Task instructions. Please repeat all of the lines that follow, exactly as written.

Records.
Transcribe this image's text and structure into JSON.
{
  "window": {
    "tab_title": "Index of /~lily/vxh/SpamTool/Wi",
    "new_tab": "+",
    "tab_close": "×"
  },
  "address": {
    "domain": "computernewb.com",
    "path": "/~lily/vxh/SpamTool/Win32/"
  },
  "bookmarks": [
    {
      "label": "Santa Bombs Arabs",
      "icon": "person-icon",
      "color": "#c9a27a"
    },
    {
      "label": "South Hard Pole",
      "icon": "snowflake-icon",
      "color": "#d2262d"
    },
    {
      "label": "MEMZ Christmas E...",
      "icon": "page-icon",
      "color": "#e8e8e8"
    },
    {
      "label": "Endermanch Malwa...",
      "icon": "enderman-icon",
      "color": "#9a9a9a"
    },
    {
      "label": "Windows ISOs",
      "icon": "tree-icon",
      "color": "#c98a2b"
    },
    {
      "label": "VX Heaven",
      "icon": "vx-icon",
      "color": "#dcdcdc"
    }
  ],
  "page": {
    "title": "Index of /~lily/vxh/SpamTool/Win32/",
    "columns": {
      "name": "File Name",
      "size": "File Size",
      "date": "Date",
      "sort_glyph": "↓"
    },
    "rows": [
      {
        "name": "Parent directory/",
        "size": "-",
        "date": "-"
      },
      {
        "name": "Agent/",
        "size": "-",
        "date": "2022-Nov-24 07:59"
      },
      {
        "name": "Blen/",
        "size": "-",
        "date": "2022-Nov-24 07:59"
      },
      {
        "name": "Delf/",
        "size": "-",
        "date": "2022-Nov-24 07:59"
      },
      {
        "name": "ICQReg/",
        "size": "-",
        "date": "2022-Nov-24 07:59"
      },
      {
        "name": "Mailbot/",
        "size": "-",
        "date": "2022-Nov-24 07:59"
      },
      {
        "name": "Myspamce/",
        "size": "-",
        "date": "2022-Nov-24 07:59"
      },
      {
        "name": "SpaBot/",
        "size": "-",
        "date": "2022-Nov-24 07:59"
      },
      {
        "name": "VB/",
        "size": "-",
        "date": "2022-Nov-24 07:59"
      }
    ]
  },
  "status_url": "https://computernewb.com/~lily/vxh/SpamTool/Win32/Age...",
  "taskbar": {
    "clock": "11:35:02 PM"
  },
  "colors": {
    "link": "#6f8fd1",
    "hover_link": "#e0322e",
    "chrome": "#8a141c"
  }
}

Completed task.
Transcribe this image's text and structure into JSON.
{
  "window": {
    "tab_title": "Index of /~lily/vxh/SpamTool/Wi",
    "new_tab": "+",
    "tab_close": "×"
  },
  "address": {
    "domain": "computernewb.com",
    "path": "/~lily/vxh/SpamTool/Win32/"
  },
  "bookmarks": [
    {
      "label": "Santa Bombs Arabs",
      "icon": "person-icon",
      "color": "#c9a27a"
    },
    {
      "label": "South Hard Pole",
      "icon": "snowflake-icon",
      "color": "#d2262d"
    },
    {
      "label": "MEMZ Christmas E...",
      "icon": "page-icon",
      "color": "#e8e8e8"
    },
    {
      "label": "Endermanch Malwa...",
      "icon": "enderman-icon",
      "color": "#9a9a9a"
    },
    {
      "label": "Windows ISOs",
      "icon": "tree-icon",
      "color": "#c98a2b"
    },
    {
      "label": "VX Heaven",
      "icon": "vx-icon",
      "color": "#dcdcdc"
    }
  ],
  "page": {
    "title": "Index of /~lily/vxh/SpamTool/Win32/",
    "columns": {
      "name": "File Name",
      "size": "File Size",
      "date": "Date",
      "sort_glyph": "↓"
    },
    "rows": [
      {
        "name": "Parent directory/",
        "size": "-",
        "date": "-"
      },
      {
        "name": "Agent/",
        "size": "-",
        "date": "2022-Nov-24 07:59"
      },
      {
        "name": "Blen/",
        "size": "-",
        "date": "2022-Nov-24 07:59"
      },
      {
        "name": "Delf/",
        "size": "-",
        "date": "2022-Nov-24 07:59"
      },
      {
        "name": "ICQReg/",
        "size": "-",
        "date": "2022-Nov-24 07:59"
      },
      {
        "name": "Mailbot/",
        "size": "-",
        "date": "2022-Nov-24 07:59"
      },
      {
        "name": "Myspamce/",
        "size": "-",
        "date": "2022-Nov-24 07:59"
      },
      {
        "name": "SpaBot/",
        "size": "-",
        "date": "2022-Nov-24 07:59"
      },
      {
        "name": "VB/",
        "size": "-",
        "date": "2022-Nov-24 07:59"
      }
    ]
  },
  "status_url": "https://computernewb.com/~lily/vxh/SpamTool/Win32/Age...",
  "taskbar": {
    "clock": "11:35:02 PM"
  },
  "colors": {
    "link": "#6f8fd1",
    "hover_link": "#e0322e",
    "chrome": "#8a141c"
  }
}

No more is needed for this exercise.